(Stored entries)
========================================================================

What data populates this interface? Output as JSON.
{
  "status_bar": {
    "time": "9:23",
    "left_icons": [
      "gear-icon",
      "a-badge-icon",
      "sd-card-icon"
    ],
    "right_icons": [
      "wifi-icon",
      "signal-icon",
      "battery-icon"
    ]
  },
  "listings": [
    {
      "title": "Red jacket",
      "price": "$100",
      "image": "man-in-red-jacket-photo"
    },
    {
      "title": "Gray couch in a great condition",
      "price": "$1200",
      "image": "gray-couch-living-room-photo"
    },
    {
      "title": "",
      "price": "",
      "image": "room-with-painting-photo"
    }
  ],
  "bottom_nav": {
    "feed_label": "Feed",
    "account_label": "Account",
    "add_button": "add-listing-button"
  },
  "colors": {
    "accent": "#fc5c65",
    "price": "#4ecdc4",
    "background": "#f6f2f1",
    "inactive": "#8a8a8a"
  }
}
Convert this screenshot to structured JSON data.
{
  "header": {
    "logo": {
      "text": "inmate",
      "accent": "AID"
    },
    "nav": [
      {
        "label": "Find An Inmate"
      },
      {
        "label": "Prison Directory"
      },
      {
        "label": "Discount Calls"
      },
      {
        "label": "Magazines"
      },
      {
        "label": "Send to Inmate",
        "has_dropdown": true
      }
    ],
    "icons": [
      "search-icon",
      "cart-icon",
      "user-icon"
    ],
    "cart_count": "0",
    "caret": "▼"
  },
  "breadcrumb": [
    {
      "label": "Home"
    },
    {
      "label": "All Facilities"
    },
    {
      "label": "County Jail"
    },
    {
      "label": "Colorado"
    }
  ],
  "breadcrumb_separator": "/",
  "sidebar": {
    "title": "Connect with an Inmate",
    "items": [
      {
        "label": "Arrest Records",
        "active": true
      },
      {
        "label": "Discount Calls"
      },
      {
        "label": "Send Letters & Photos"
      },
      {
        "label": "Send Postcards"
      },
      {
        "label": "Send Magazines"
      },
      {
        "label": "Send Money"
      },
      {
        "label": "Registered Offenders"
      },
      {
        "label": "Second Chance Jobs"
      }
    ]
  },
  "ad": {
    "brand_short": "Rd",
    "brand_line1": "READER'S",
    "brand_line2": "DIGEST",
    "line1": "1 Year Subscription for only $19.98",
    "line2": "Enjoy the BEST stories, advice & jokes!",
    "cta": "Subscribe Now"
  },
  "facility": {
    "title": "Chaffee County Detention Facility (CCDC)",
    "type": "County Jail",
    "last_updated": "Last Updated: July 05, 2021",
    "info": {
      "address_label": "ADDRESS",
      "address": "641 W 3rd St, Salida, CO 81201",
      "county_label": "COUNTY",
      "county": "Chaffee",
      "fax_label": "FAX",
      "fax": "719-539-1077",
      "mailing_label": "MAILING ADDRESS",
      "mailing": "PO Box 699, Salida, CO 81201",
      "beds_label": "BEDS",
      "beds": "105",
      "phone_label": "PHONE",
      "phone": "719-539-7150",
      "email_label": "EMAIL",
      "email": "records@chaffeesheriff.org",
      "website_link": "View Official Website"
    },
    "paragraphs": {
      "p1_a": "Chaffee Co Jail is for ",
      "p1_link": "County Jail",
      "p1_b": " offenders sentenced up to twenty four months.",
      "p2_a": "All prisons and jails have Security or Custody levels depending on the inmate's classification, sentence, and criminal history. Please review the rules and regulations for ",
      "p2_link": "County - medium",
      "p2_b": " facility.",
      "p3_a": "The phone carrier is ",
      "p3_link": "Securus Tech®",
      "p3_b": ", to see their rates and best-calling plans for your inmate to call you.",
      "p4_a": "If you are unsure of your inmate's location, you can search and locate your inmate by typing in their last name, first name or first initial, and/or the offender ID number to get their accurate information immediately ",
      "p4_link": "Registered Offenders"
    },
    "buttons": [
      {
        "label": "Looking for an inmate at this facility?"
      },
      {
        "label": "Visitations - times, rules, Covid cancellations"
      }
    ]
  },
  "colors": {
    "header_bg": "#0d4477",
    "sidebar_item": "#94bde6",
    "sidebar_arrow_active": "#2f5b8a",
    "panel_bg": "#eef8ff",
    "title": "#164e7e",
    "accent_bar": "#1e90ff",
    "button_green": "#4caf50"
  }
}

========================================================================

- **Exercise description**
In the records above, find the lines containing "their" and copy them.

- **Solved problem**
      "p3_b": ", to see their rates and best-calling plans for your inmate to call you.",
      "p4_a": "If you are unsure of your inmate's location, you can search and locate your inmate by typing in their last name, first name or first initial, and/or the offender ID number to get their accurate information immediately ",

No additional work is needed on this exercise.